### Extrait du document:
# # #

Cesser son activité, ça s'anticipe !
À Baraqueville (Aveyron), le premier forum de la désinstallation – « ou comment préparer sa sortie » – a réuni une trentaine de généralistes libéraux, âgés de 58 ans et plus, à l'invitation de l'Ordre départemental. Son président, le Dr Didier de Labrusse, infatigable ambassadeur de son terroir et des praticiens qui y exercent, a piloté dans la bonne humeur cet après-midi de travail qui a montré des praticiens seniors désireux de passer le flambeau, mais souvent écartelés entre leur envie de prendre une retraite bien méritée et la crainte de laisser leurs patients sans successeur.
Que va devenir ma patientèle ?
Le département aveyronnais, pourtant majoritairement rural, dispose de particularités enviables : le territoire est plutôt bien maillé par 16 maisons de santé pluridisciplinaires (MSP) et la balance entre installations et départs à la retraite de généralistes libéraux y est désormais excédentaire (plus deux médecins en 2015, et sans doute plus dix en 2016).

# # #

### Matériel fourni:
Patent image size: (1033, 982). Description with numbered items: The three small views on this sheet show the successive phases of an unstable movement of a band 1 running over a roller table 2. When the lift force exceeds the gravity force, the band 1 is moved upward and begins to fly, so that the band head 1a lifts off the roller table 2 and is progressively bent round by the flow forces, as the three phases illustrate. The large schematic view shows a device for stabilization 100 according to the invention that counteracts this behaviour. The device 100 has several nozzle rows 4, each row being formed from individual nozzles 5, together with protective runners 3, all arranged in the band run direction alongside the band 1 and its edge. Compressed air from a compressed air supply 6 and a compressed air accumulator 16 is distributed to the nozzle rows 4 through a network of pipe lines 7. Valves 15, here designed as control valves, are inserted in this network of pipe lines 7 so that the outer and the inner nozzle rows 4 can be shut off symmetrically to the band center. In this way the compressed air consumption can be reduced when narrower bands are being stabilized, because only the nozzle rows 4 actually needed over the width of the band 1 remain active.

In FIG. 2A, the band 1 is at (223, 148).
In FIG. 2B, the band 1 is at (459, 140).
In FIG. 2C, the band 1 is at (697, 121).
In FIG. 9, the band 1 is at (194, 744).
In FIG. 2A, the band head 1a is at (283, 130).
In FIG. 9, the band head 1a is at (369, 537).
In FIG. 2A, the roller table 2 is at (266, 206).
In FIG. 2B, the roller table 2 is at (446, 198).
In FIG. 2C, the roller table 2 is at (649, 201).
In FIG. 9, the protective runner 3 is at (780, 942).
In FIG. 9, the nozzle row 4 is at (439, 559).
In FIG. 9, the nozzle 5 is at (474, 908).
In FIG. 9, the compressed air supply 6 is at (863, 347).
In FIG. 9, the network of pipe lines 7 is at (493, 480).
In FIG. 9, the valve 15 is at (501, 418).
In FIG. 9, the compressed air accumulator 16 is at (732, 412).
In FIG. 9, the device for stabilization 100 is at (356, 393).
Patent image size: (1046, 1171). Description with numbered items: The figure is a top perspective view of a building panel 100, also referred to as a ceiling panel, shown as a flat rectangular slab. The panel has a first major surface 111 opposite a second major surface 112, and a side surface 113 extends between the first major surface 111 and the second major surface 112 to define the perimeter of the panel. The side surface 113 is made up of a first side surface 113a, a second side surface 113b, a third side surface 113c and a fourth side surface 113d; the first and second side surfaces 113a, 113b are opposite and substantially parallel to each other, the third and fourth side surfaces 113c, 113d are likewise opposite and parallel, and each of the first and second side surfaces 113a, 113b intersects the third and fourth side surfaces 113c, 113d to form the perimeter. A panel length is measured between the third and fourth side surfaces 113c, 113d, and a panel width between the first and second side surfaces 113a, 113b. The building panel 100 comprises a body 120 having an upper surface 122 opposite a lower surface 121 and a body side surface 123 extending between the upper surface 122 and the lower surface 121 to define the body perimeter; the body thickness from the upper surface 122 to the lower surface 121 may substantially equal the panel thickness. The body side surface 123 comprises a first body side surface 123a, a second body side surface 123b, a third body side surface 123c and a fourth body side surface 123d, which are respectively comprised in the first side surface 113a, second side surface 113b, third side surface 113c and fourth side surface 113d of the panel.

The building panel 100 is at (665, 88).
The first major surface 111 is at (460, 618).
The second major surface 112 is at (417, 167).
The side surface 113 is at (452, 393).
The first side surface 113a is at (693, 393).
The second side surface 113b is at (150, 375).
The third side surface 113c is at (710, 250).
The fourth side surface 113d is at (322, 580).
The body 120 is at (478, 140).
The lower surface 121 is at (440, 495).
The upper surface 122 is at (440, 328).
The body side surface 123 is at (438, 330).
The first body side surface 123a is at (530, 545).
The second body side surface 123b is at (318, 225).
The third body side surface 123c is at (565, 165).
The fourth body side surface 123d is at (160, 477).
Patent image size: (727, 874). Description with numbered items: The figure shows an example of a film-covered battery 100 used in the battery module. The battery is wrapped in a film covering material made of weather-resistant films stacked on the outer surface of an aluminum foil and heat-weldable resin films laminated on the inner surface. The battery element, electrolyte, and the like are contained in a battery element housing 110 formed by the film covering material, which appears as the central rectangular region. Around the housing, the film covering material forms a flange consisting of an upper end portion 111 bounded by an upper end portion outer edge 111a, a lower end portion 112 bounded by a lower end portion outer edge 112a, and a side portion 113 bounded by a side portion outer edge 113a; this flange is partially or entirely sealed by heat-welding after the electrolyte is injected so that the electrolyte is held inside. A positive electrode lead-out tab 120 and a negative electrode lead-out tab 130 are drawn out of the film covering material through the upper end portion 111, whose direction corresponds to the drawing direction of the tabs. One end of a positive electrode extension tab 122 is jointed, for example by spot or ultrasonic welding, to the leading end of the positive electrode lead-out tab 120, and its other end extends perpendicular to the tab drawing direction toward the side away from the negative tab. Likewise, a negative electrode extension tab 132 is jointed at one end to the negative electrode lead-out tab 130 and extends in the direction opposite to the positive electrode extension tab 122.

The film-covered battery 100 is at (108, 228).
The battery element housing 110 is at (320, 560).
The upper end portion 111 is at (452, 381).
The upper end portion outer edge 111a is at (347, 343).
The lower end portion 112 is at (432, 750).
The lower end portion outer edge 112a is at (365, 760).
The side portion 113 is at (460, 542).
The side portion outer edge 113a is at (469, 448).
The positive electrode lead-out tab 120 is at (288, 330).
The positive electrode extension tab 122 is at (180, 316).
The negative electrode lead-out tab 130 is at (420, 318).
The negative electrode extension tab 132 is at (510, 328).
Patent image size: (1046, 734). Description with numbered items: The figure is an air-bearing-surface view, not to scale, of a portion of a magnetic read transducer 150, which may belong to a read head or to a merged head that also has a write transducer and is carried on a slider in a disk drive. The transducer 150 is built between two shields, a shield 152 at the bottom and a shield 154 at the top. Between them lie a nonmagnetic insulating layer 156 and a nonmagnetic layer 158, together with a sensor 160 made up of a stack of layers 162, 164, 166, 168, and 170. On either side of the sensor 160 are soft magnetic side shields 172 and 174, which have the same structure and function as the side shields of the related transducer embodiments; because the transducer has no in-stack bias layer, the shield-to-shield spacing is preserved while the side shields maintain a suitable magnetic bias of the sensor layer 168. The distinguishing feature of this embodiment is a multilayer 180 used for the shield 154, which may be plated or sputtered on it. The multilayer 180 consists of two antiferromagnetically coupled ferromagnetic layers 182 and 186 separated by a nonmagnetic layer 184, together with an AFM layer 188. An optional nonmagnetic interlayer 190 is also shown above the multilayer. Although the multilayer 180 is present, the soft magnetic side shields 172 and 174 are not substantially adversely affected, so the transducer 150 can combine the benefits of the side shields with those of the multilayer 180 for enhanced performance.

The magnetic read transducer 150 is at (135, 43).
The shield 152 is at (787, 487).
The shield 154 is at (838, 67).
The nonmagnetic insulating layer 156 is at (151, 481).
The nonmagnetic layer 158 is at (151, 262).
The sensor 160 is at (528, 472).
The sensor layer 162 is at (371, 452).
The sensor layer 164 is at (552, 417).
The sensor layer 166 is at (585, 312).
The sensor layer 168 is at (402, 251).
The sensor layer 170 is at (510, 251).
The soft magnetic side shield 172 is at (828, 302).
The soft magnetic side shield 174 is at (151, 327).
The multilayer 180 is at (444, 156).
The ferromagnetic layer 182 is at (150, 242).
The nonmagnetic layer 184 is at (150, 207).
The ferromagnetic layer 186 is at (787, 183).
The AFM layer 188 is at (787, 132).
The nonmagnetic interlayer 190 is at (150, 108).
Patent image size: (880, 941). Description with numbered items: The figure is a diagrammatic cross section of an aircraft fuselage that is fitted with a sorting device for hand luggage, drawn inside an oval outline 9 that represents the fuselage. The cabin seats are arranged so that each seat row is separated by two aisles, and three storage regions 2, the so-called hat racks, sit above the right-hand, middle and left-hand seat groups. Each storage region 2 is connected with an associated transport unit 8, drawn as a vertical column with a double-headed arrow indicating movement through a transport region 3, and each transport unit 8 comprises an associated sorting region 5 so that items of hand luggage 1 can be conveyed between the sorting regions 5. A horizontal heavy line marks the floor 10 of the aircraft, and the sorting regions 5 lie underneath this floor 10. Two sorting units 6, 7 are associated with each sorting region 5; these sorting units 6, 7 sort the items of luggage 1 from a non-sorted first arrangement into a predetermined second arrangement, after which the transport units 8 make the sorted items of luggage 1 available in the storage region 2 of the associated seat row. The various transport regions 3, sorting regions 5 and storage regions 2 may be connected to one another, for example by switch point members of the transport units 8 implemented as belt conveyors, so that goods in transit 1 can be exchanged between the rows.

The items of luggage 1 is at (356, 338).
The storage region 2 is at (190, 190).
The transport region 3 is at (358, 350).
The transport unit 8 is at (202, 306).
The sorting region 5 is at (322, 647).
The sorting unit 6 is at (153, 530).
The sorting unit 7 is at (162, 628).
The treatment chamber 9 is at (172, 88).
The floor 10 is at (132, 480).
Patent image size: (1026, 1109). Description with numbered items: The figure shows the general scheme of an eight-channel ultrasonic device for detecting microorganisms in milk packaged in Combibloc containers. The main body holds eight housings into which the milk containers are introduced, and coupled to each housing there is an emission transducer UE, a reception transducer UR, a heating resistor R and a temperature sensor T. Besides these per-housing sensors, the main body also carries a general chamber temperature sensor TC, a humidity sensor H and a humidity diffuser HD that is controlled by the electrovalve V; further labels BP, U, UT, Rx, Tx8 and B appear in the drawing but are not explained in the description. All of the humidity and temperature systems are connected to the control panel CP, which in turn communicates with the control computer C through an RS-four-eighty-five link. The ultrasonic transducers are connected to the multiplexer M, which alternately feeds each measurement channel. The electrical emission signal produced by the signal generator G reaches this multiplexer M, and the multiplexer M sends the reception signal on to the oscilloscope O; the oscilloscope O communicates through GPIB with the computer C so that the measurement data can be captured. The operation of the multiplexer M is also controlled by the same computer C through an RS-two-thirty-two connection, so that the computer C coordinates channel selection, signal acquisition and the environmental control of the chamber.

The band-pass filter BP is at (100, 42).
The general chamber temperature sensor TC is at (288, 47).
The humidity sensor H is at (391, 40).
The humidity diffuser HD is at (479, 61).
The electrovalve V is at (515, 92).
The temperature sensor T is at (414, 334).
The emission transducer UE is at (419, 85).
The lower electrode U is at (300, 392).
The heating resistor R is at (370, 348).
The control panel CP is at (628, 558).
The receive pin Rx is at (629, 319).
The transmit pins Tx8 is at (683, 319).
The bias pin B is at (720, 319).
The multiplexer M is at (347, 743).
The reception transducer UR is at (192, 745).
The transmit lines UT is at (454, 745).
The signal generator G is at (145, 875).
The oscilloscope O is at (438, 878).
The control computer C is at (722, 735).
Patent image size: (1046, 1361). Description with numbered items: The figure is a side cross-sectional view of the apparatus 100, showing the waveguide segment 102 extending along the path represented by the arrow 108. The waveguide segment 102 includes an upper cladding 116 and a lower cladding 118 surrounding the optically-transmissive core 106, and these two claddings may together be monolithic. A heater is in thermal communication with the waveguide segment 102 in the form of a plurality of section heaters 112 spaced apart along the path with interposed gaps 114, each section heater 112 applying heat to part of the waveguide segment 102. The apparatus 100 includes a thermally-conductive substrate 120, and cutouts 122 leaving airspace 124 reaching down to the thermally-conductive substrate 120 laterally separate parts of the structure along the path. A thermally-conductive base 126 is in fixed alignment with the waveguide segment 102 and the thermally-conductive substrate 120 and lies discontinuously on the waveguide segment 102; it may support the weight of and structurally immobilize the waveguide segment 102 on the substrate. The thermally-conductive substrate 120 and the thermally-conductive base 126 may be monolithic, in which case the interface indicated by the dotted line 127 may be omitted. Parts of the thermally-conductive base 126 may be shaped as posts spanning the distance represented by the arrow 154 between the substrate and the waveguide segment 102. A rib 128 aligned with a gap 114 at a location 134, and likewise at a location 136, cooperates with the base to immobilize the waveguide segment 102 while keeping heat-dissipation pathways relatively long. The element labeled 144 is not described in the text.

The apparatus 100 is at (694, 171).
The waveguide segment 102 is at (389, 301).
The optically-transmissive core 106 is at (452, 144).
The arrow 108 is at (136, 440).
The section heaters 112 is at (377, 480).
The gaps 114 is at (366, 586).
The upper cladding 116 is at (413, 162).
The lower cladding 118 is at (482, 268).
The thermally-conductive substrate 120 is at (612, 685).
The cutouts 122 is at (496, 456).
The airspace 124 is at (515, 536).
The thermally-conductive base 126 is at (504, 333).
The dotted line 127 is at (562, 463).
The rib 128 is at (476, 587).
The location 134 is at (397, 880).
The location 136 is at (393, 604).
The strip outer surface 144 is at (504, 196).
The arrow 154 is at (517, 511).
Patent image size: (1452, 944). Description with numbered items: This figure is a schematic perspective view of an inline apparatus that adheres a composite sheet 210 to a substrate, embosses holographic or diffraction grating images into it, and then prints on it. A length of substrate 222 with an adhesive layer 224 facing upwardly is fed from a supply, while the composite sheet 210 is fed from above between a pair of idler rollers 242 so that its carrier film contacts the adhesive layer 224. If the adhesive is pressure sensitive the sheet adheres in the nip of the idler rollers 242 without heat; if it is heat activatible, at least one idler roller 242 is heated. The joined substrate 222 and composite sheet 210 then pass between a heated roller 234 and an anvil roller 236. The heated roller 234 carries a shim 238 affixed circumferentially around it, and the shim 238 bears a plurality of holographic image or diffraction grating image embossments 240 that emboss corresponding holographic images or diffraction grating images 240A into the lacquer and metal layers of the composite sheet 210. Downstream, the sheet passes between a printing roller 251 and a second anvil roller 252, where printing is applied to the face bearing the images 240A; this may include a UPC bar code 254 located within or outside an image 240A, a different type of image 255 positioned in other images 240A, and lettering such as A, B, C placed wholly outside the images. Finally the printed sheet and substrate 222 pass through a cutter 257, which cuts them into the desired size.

# # #

### Travail demandé:
Prolongez l'article sur le départ à la retraite des généralistes aveyronnais en reprenant après sa dernière phrase.

### Réponse ci-dessous:
Les raisons qui ont poussé ces praticiens à venir s'informer au forum sont variées. Il y a ceux qui s'inquiètent pour la suite. Un généraliste de 60 ans, exerçant seul à Rodez, s'interroge : « Que va devenir ma patientèle alors que dans ma ville, les médecins partent à la retraite sans trouver quelqu'un à qui passer le flambeau » ? Il se demande même s'il ne devrait pas intégrer une MSP rapidement pour intéresser un successeur… Un confrère affiche clairement son pessimisme : « Les jeunes ne s'attachent pas à leur lieu d'implantation, ils viennent pour profiter de certains avantages. Le médecin de famille est mort ».
« Subir le même sort »
Ceux qui ont anticipé l'évolution des modes d'exercice ne sont pas forcément plus optimistes. Un généraliste exerçant au sein d'un réseau de trois MSP, et qui accueille des stagiaires, se veut lucide : « Même dans cette configuration, il ne sera pas évident pour moi de trouver un successeur », prophétise-t-il. Cela ne l'empêchera pas de partir à la retraite : « Au cours de ma carrière, continue-t-il, j'ai dû acheter ma patientèle, j'ai fait plein de gardes, j'ai travaillé dur et je sais très bien que je ne revendrai pas cette patientèle. Si je ne trouve personne, je partirai quand même ».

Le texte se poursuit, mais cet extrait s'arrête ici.